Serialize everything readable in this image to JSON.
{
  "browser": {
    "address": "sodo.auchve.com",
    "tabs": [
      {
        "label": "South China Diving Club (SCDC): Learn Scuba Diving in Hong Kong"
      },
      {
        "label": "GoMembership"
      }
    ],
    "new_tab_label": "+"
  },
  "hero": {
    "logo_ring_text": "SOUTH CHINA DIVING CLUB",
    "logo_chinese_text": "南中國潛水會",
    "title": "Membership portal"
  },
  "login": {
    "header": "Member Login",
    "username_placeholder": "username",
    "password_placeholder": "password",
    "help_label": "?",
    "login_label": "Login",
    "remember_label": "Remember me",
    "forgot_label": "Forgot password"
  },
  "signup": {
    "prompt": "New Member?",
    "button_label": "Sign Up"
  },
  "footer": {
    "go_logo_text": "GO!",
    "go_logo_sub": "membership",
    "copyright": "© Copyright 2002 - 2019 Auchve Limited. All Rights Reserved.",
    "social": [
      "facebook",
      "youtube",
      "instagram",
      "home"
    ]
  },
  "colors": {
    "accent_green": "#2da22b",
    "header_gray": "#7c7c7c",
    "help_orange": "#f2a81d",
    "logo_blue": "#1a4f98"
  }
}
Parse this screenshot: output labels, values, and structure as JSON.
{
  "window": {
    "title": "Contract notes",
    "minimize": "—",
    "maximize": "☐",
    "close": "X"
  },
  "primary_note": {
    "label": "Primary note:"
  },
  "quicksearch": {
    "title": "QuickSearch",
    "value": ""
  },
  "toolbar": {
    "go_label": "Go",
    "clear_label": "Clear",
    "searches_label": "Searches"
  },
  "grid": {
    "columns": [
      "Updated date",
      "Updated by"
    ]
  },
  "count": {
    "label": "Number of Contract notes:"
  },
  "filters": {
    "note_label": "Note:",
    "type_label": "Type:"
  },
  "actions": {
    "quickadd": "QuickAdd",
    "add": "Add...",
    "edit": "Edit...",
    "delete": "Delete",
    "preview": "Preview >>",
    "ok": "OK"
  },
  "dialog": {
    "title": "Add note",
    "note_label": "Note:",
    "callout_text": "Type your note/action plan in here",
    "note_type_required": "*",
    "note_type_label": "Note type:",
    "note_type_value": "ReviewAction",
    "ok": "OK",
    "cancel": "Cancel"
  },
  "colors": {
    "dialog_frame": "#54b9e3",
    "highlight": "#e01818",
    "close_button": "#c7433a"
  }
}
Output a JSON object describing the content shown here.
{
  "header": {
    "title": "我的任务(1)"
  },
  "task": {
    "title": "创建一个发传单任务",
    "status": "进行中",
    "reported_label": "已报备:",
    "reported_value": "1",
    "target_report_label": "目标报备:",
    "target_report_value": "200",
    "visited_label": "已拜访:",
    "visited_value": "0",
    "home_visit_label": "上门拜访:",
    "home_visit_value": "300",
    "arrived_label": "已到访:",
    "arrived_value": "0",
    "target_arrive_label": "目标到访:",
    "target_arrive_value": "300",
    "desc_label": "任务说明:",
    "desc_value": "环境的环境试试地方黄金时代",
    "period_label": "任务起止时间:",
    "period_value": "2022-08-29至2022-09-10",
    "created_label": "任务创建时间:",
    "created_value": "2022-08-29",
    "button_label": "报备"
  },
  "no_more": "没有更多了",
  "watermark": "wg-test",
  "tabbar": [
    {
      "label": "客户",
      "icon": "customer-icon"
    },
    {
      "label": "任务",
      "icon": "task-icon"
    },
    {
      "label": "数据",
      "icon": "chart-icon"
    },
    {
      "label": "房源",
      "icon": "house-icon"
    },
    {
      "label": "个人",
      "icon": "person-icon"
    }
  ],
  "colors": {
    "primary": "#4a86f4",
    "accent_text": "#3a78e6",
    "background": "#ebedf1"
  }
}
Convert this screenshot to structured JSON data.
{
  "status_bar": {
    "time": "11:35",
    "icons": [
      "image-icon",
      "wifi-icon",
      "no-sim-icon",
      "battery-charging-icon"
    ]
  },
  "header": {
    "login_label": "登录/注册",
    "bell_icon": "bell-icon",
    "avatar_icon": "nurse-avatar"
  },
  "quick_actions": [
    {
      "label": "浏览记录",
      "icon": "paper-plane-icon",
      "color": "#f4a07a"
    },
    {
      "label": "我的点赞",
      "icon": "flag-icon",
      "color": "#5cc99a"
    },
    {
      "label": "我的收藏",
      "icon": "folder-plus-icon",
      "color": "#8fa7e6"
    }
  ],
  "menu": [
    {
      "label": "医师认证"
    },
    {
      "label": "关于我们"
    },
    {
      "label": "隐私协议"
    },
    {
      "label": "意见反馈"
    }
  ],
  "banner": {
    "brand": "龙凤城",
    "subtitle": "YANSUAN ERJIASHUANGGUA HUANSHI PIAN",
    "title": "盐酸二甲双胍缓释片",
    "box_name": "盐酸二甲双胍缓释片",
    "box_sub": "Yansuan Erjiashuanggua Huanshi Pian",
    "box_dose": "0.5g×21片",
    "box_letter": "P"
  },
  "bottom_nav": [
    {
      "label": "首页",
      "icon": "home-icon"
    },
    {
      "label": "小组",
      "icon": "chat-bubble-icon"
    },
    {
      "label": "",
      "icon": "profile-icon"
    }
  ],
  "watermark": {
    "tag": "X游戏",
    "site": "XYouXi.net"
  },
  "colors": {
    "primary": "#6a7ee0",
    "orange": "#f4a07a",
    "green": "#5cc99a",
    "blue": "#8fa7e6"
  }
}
┄┄┄┄┄┄┄┄┄┄
Task
Exact output of every entry is required.

Task output
Serialize everything readable in this image to JSON.
{
  "browser": {
    "address": "sodo.auchve.com",
    "tabs": [
      {
        "label": "South China Diving Club (SCDC): Learn Scuba Diving in Hong Kong"
      },
      {
        "label": "GoMembership"
      }
    ],
    "new_tab_label": "+"
  },
  "hero": {
    "logo_ring_text": "SOUTH CHINA DIVING CLUB",
    "logo_chinese_text": "南中國潛水會",
    "title": "Membership portal"
  },
  "login": {
    "header": "Member Login",
    "username_placeholder": "username",
    "password_placeholder": "password",
    "help_label": "?",
    "login_label": "Login",
    "remember_label": "Remember me",
    "forgot_label": "Forgot password"
  },
  "signup": {
    "prompt": "New Member?",
    "button_label": "Sign Up"
  },
  "footer": {
    "go_logo_text": "GO!",
    "go_logo_sub": "membership",
    "copyright": "© Copyright 2002 - 2019 Auchve Limited. All Rights Reserved.",
    "social": [
      "facebook",
      "youtube",
      "instagram",
      "home"
    ]
  },
  "colors": {
    "accent_green": "#2da22b",
    "header_gray": "#7c7c7c",
    "help_orange": "#f2a81d",
    "logo_blue": "#1a4f98"
  }
}
Parse this screenshot: output labels, values, and structure as JSON.
{
  "window": {
    "title": "Contract notes",
    "minimize": "—",
    "maximize": "☐",
    "close": "X"
  },
  "primary_note": {
    "label": "Primary note:"
  },
  "quicksearch": {
    "title": "QuickSearch",
    "value": ""
  },
  "toolbar": {
    "go_label": "Go",
    "clear_label": "Clear",
    "searches_label": "Searches"
  },
  "grid": {
    "columns": [
      "Updated date",
      "Updated by"
    ]
  },
  "count": {
    "label": "Number of Contract notes:"
  },
  "filters": {
    "note_label": "Note:",
    "type_label": "Type:"
  },
  "actions": {
    "quickadd": "QuickAdd",
    "add": "Add...",
    "edit": "Edit...",
    "delete": "Delete",
    "preview": "Preview >>",
    "ok": "OK"
  },
  "dialog": {
    "title": "Add note",
    "note_label": "Note:",
    "callout_text": "Type your note/action plan in here",
    "note_type_required": "*",
    "note_type_label": "Note type:",
    "note_type_value": "ReviewAction",
    "ok": "OK",
    "cancel": "Cancel"
  },
  "colors": {
    "dialog_frame": "#54b9e3",
    "highlight": "#e01818",
    "close_button": "#c7433a"
  }
}
Output a JSON object describing the content shown here.
{
  "header": {
    "title": "我的任务(1)"
  },
  "task": {
    "title": "创建一个发传单任务",
    "status": "进行中",
    "reported_label": "已报备:",
    "reported_value": "1",
    "target_report_label": "目标报备:",
    "target_report_value": "200",
    "visited_label": "已拜访:",
    "visited_value": "0",
    "home_visit_label": "上门拜访:",
    "home_visit_value": "300",
    "arrived_label": "已到访:",
    "arrived_value": "0",
    "target_arrive_label": "目标到访:",
    "target_arrive_value": "300",
    "desc_label": "任务说明:",
    "desc_value": "环境的环境试试地方黄金时代",
    "period_label": "任务起止时间:",
    "period_value": "2022-08-29至2022-09-10",
    "created_label": "任务创建时间:",
    "created_value": "2022-08-29",
    "button_label": "报备"
  },
  "no_more": "没有更多了",
  "watermark": "wg-test",
  "tabbar": [
    {
      "label": "客户",
      "icon": "customer-icon"
    },
    {
      "label": "任务",
      "icon": "task-icon"
    },
    {
      "label": "数据",
      "icon": "chart-icon"
    },
    {
      "label": "房源",
      "icon": "house-icon"
    },
    {
      "label": "个人",
      "icon": "person-icon"
    }
  ],
  "colors": {
    "primary": "#4a86f4",
    "accent_text": "#3a78e6",
    "background": "#ebedf1"
  }
}
Convert this screenshot to structured JSON data.
{
  "status_bar": {
    "time": "11:35",
    "icons": [
      "image-icon",
      "wifi-icon",
      "no-sim-icon",
      "battery-charging-icon"
    ]
  },
  "header": {
    "login_label": "登录/注册",
    "bell_icon": "bell-icon",
    "avatar_icon": "nurse-avatar"
  },
  "quick_actions": [
    {
      "label": "浏览记录",
      "icon": "paper-plane-icon",
      "color": "#f4a07a"
    },
    {
      "label": "我的点赞",
      "icon": "flag-icon",
      "color": "#5cc99a"
    },
    {
      "label": "我的收藏",
      "icon": "folder-plus-icon",
      "color": "#8fa7e6"
    }
  ],
  "menu": [
    {
      "label": "医师认证"
    },
    {
      "label": "关于我们"
    },
    {
      "label": "隐私协议"
    },
    {
      "label": "意见反馈"
    }
  ],
  "banner": {
    "brand": "龙凤城",
    "subtitle": "YANSUAN ERJIASHUANGGUA HUANSHI PIAN",
    "title": "盐酸二甲双胍缓释片",
    "box_name": "盐酸二甲双胍缓释片",
    "box_sub": "Yansuan Erjiashuanggua Huanshi Pian",
    "box_dose": "0.5g×21片",
    "box_letter": "P"
  },
  "bottom_nav": [
    {
      "label": "首页",
      "icon": "home-icon"
    },
    {
      "label": "小组",
      "icon": "chat-bubble-icon"
    },
    {
      "label": "",
      "icon": "profile-icon"
    }
  ],
  "watermark": {
    "tag": "X游戏",
    "site": "XYouXi.net"
  },
  "colors": {
    "primary": "#6a7ee0",
    "orange": "#f4a07a",
    "green": "#5cc99a",
    "blue": "#8fa7e6"
  }
}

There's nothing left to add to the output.